[Dataset items]
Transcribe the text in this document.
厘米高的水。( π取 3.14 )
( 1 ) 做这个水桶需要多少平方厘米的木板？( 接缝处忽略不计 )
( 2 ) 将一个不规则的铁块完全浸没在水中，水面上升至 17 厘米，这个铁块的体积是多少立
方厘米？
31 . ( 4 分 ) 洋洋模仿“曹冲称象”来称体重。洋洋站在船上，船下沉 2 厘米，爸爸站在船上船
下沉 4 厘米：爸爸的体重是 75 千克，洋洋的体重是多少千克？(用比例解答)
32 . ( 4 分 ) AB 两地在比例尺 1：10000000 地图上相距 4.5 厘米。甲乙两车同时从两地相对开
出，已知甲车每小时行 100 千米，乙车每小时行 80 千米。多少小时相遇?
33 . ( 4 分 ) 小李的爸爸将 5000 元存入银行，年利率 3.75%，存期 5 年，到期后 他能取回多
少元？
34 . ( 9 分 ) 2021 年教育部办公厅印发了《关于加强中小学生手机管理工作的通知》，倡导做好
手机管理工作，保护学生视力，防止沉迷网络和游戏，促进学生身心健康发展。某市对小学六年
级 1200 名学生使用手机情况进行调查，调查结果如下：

TASK TO CARRY OUT:
Set down all of the data above, word for word.

RIGHT ANSWER:
Transcribe the text in this document.
厘米高的水。( π取 3.14 )
( 1 ) 做这个水桶需要多少平方厘米的木板？( 接缝处忽略不计 )
( 2 ) 将一个不规则的铁块完全浸没在水中，水面上升至 17 厘米，这个铁块的体积是多少立
方厘米？
31 . ( 4 分 ) 洋洋模仿“曹冲称象”来称体重。洋洋站在船上，船下沉 2 厘米，爸爸站在船上船
下沉 4 厘米：爸爸的体重是 75 千克，洋洋的体重是多少千克？(用比例解答)
32 . ( 4 分 ) AB 两地在比例尺 1：10000000 地图上相距 4.5 厘米。甲乙两车同时从两地相对开
出，已知甲车每小时行 100 千米，乙车每小时行 80 千米。多少小时相遇?
33 . ( 4 分 ) 小李的爸爸将 5000 元存入银行，年利率 3.75%，存期 5 年，到期后 他能取回多
少元？
34 . ( 9 分 ) 2021 年教育部办公厅印发了《关于加强中小学生手机管理工作的通知》，倡导做好
手机管理工作，保护学生视力，防止沉迷网络和游戏，促进学生身心健康发展。某市对小学六年
级 1200 名学生使用手机情况进行调查，调查结果如下：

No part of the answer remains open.